EXERCISE GOAL. Exactly and only the lines from the one containing "Read out every word on this page." through the close of the entries below are to be set down.

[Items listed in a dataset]
'''

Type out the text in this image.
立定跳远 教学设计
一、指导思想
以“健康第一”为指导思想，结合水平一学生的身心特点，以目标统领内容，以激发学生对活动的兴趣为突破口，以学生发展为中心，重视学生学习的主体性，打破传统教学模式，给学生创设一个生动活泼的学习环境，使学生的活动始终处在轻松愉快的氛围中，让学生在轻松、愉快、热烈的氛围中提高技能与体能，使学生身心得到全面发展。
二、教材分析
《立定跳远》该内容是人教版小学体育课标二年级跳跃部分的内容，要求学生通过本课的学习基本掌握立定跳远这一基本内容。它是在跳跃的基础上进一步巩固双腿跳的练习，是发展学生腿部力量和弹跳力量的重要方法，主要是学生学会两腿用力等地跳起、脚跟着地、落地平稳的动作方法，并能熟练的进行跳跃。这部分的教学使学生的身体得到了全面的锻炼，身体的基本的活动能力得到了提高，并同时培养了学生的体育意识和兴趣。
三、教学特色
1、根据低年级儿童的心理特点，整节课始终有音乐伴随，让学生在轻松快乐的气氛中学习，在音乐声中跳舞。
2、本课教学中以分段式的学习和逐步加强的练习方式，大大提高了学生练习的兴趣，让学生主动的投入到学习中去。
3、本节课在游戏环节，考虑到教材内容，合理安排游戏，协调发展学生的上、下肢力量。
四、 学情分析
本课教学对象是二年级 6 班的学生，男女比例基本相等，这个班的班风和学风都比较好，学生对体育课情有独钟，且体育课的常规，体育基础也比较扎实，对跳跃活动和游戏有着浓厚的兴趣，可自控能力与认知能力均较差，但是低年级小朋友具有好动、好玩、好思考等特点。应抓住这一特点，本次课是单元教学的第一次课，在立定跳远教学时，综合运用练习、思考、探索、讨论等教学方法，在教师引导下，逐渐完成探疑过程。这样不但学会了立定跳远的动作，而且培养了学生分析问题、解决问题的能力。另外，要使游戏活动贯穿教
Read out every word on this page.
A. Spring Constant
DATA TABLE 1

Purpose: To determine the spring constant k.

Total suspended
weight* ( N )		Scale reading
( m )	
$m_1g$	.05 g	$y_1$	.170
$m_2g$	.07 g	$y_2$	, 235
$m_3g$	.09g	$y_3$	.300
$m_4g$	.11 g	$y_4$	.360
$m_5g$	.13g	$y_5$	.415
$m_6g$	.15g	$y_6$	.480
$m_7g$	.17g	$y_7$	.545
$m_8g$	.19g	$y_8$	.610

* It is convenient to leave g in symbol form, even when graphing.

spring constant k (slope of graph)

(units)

'''

PROBLEM SOLUTION.
Read out every word on this page.
A. Spring Constant
DATA TABLE 1

Purpose: To determine the spring constant k.

Total suspended
weight* ( N )		Scale reading
( m )	
$m_1g$	.05 g	$y_1$	.170
$m_2g$	.07 g	$y_2$	, 235
$m_3g$	.09g	$y_3$	.300
$m_4g$	.11 g	$y_4$	.360
$m_5g$	.13g	$y_5$	.415
$m_6g$	.15g	$y_6$	.480
$m_7g$	.17g	$y_7$	.545
$m_8g$	.19g	$y_8$	.610

* It is convenient to leave g in symbol form, even when graphing.

spring constant k (slope of graph)

(units)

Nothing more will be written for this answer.